[OBJECTIVE]:
Output every entry exactly as given.

** start of EXERCISE MATERIALS **

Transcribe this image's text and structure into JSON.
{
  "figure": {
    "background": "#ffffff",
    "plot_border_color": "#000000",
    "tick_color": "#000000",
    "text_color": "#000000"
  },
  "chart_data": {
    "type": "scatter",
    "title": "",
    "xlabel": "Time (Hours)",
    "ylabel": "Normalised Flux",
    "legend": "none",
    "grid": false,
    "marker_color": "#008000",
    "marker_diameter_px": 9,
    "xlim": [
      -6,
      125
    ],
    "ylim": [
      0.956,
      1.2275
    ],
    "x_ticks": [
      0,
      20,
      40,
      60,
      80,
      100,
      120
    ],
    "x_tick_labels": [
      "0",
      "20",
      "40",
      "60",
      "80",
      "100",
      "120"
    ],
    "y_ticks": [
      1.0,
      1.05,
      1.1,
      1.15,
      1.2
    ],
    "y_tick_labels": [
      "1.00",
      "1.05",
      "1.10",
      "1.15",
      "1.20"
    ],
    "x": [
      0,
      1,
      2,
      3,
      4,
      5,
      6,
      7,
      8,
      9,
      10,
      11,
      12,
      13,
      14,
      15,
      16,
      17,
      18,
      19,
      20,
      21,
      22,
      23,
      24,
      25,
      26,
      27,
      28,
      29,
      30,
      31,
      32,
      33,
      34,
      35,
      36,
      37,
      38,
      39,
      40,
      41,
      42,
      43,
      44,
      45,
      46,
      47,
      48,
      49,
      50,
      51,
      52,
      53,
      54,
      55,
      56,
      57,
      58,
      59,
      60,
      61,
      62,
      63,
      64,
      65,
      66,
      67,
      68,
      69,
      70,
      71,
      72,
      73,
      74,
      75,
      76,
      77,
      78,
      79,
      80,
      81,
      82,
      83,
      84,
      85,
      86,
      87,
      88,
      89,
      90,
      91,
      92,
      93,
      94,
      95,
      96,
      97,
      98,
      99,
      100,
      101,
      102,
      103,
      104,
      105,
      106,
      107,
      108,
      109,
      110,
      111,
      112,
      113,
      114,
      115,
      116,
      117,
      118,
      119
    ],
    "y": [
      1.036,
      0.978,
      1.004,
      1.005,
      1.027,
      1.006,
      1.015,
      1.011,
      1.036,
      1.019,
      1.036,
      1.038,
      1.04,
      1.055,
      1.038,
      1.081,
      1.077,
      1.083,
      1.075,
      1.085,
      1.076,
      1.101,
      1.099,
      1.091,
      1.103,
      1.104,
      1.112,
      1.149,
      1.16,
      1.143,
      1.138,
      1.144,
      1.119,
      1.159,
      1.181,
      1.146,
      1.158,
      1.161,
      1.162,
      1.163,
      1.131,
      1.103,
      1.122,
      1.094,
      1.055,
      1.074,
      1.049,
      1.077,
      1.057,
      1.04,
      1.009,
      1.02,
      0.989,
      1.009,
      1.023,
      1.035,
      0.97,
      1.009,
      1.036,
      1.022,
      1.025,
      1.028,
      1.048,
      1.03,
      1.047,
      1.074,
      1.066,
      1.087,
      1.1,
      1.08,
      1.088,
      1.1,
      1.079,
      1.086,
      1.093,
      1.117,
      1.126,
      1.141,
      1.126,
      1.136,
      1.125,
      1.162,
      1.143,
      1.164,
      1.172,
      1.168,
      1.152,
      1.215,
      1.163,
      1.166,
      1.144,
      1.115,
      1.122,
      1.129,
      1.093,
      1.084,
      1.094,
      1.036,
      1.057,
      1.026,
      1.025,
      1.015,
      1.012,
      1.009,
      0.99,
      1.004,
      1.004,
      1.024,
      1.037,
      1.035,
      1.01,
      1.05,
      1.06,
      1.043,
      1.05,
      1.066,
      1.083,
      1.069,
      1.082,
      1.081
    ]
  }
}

** end of EXERCISE MATERIALS **

[CORRECT RESPONSE]:
Transcribe this image's text and structure into JSON.
{
  "figure": {
    "background": "#ffffff",
    "plot_border_color": "#000000",
    "tick_color": "#000000",
    "text_color": "#000000"
  },
  "chart_data": {
    "type": "scatter",
    "title": "",
    "xlabel": "Time (Hours)",
    "ylabel": "Normalised Flux",
    "legend": "none",
    "grid": false,
    "marker_color": "#008000",
    "marker_diameter_px": 9,
    "xlim": [
      -6,
      125
    ],
    "ylim": [
      0.956,
      1.2275
    ],
    "x_ticks": [
      0,
      20,
      40,
      60,
      80,
      100,
      120
    ],
    "x_tick_labels": [
      "0",
      "20",
      "40",
      "60",
      "80",
      "100",
      "120"
    ],
    "y_ticks": [
      1.0,
      1.05,
      1.1,
      1.15,
      1.2
    ],
    "y_tick_labels": [
      "1.00",
      "1.05",
      "1.10",
      "1.15",
      "1.20"
    ],
    "x": [
      0,
      1,
      2,
      3,
      4,
      5,
      6,
      7,
      8,
      9,
      10,
      11,
      12,
      13,
      14,
      15,
      16,
      17,
      18,
      19,
      20,
      21,
      22,
      23,
      24,
      25,
      26,
      27,
      28,
      29,
      30,
      31,
      32,
      33,
      34,
      35,
      36,
      37,
      38,
      39,
      40,
      41,
      42,
      43,
      44,
      45,
      46,
      47,
      48,
      49,
      50,
      51,
      52,
      53,
      54,
      55,
      56,
      57,
      58,
      59,
      60,
      61,
      62,
      63,
      64,
      65,
      66,
      67,
      68,
      69,
      70,
      71,
      72,
      73,
      74,
      75,
      76,
      77,
      78,
      79,
      80,
      81,
      82,
      83,
      84,
      85,
      86,
      87,
      88,
      89,
      90,
      91,
      92,
      93,
      94,
      95,
      96,
      97,
      98,
      99,
      100,
      101,
      102,
      103,
      104,
      105,
      106,
      107,
      108,
      109,
      110,
      111,
      112,
      113,
      114,
      115,
      116,
      117,
      118,
      119
    ],
    "y": [
      1.036,
      0.978,
      1.004,
      1.005,
      1.027,
      1.006,
      1.015,
      1.011,
      1.036,
      1.019,
      1.036,
      1.038,
      1.04,
      1.055,
      1.038,
      1.081,
      1.077,
      1.083,
      1.075,
      1.085,
      1.076,
      1.101,
      1.099,
      1.091,
      1.103,
      1.104,
      1.112,
      1.149,
      1.16,
      1.143,
      1.138,
      1.144,
      1.119,
      1.159,
      1.181,
      1.146,
      1.158,
      1.161,
      1.162,
      1.163,
      1.131,
      1.103,
      1.122,
      1.094,
      1.055,
      1.074,
      1.049,
      1.077,
      1.057,
      1.04,
      1.009,
      1.02,
      0.989,
      1.009,
      1.023,
      1.035,
      0.97,
      1.009,
      1.036,
      1.022,
      1.025,
      1.028,
      1.048,
      1.03,
      1.047,
      1.074,
      1.066,
      1.087,
      1.1,
      1.08,
      1.088,
      1.1,
      1.079,
      1.086,
      1.093,
      1.117,
      1.126,
      1.141,
      1.126,
      1.136,
      1.125,
      1.162,
      1.143,
      1.164,
      1.172,
      1.168,
      1.152,
      1.215,
      1.163,
      1.166,
      1.144,
      1.115,
      1.122,
      1.129,
      1.093,
      1.084,
      1.094,
      1.036,
      1.057,
      1.026,
      1.025,
      1.015,
      1.012,
      1.009,
      0.99,
      1.004,
      1.004,
      1.024,
      1.037,
      1.035,
      1.01,
      1.05,
      1.06,
      1.043,
      1.05,
      1.066,
      1.083,
      1.069,
      1.082,
      1.081
    ]
  }
}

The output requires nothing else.